### DATA SUPPLIED
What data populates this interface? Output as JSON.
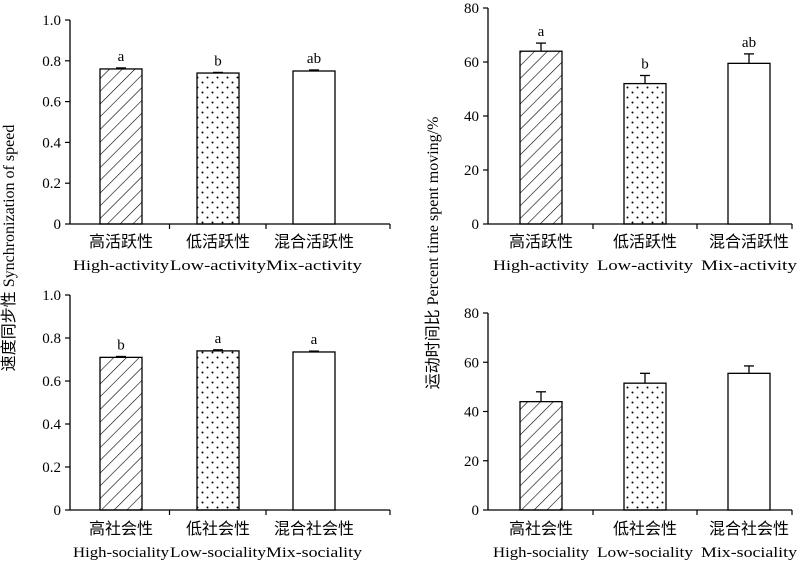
{
  "chart_data": [
    {
      "type": "bar",
      "panel": "top-left",
      "categories": [
        "High-activity",
        "Low-activity",
        "Mix-activity"
      ],
      "categories_cn": [
        "高活跃性",
        "低活跃性",
        "混合活跃性"
      ],
      "values": [
        0.76,
        0.74,
        0.75
      ],
      "errors": [
        0.005,
        0.003,
        0.005
      ],
      "significance": [
        "a",
        "b",
        "ab"
      ],
      "fills": [
        "hatch",
        "dots",
        "plain"
      ],
      "ylim": [
        0,
        1.0
      ],
      "yticks": [
        "0",
        "0.2",
        "0.4",
        "0.6",
        "0.8",
        "1.0"
      ]
    },
    {
      "type": "bar",
      "panel": "top-right",
      "categories": [
        "High-activity",
        "Low-activity",
        "Mix-activity"
      ],
      "categories_cn": [
        "高活跃性",
        "低活跃性",
        "混合活跃性"
      ],
      "values": [
        64,
        52,
        59.5
      ],
      "errors": [
        3,
        3,
        3.5
      ],
      "significance": [
        "a",
        "b",
        "ab"
      ],
      "fills": [
        "hatch",
        "dots",
        "plain"
      ],
      "ylim": [
        0,
        80
      ],
      "yticks": [
        "0",
        "20",
        "40",
        "60",
        "80"
      ]
    },
    {
      "type": "bar",
      "panel": "bottom-left",
      "categories": [
        "High-sociality",
        "Low-sociality",
        "Mix-sociality"
      ],
      "categories_cn": [
        "高社会性",
        "低社会性",
        "混合社会性"
      ],
      "values": [
        0.71,
        0.74,
        0.735
      ],
      "errors": [
        0.004,
        0.005,
        0.004
      ],
      "significance": [
        "b",
        "a",
        "a"
      ],
      "fills": [
        "hatch",
        "dots",
        "plain"
      ],
      "ylim": [
        0,
        1.0
      ],
      "yticks": [
        "0",
        "0.2",
        "0.4",
        "0.6",
        "0.8",
        "1.0"
      ]
    },
    {
      "type": "bar",
      "panel": "bottom-right",
      "categories": [
        "High-sociality",
        "Low-sociality",
        "Mix-sociality"
      ],
      "categories_cn": [
        "高社会性",
        "低社会性",
        "混合社会性"
      ],
      "values": [
        44,
        51.5,
        55.5
      ],
      "errors": [
        4,
        4,
        3
      ],
      "significance": [
        "",
        "",
        ""
      ],
      "fills": [
        "hatch",
        "dots",
        "plain"
      ],
      "ylim": [
        0,
        80
      ],
      "yticks": [
        "0",
        "20",
        "40",
        "60",
        "80"
      ]
    }
  ],
  "left_ylabel": "速度同步性 Synchronization of speed",
  "right_ylabel": "运动时间比 Percent time spent moving/%"
}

### EXERCISE TASK
Exact duplication of all the records is required; pictures are omitted from the copy.

### EXERCISE RESULT
What data populates this interface? Output as JSON.
{
  "chart_data": [
    {
      "type": "bar",
      "panel": "top-left",
      "categories": [
        "High-activity",
        "Low-activity",
        "Mix-activity"
      ],
      "categories_cn": [
        "高活跃性",
        "低活跃性",
        "混合活跃性"
      ],
      "values": [
        0.76,
        0.74,
        0.75
      ],
      "errors": [
        0.005,
        0.003,
        0.005
      ],
      "significance": [
        "a",
        "b",
        "ab"
      ],
      "fills": [
        "hatch",
        "dots",
        "plain"
      ],
      "ylim": [
        0,
        1.0
      ],
      "yticks": [
        "0",
        "0.2",
        "0.4",
        "0.6",
        "0.8",
        "1.0"
      ]
    },
    {
      "type": "bar",
      "panel": "top-right",
      "categories": [
        "High-activity",
        "Low-activity",
        "Mix-activity"
      ],
      "categories_cn": [
        "高活跃性",
        "低活跃性",
        "混合活跃性"
      ],
      "values": [
        64,
        52,
        59.5
      ],
      "errors": [
        3,
        3,
        3.5
      ],
      "significance": [
        "a",
        "b",
        "ab"
      ],
      "fills": [
        "hatch",
        "dots",
        "plain"
      ],
      "ylim": [
        0,
        80
      ],
      "yticks": [
        "0",
        "20",
        "40",
        "60",
        "80"
      ]
    },
    {
      "type": "bar",
      "panel": "bottom-left",
      "categories": [
        "High-sociality",
        "Low-sociality",
        "Mix-sociality"
      ],
      "categories_cn": [
        "高社会性",
        "低社会性",
        "混合社会性"
      ],
      "values": [
        0.71,
        0.74,
        0.735
      ],
      "errors": [
        0.004,
        0.005,
        0.004
      ],
      "significance": [
        "b",
        "a",
        "a"
      ],
      "fills": [
        "hatch",
        "dots",
        "plain"
      ],
      "ylim": [
        0,
        1.0
      ],
      "yticks": [
        "0",
        "0.2",
        "0.4",
        "0.6",
        "0.8",
        "1.0"
      ]
    },
    {
      "type": "bar",
      "panel": "bottom-right",
      "categories": [
        "High-sociality",
        "Low-sociality",
        "Mix-sociality"
      ],
      "categories_cn": [
        "高社会性",
        "低社会性",
        "混合社会性"
      ],
      "values": [
        44,
        51.5,
        55.5
      ],
      "errors": [
        4,
        4,
        3
      ],
      "significance": [
        "",
        "",
        ""
      ],
      "fills": [
        "hatch",
        "dots",
        "plain"
      ],
      "ylim": [
        0,
        80
      ],
      "yticks": [
        "0",
        "20",
        "40",
        "60",
        "80"
      ]
    }
  ],
  "left_ylabel": "速度同步性 Synchronization of speed",
  "right_ylabel": "运动时间比 Percent time spent moving/%"
}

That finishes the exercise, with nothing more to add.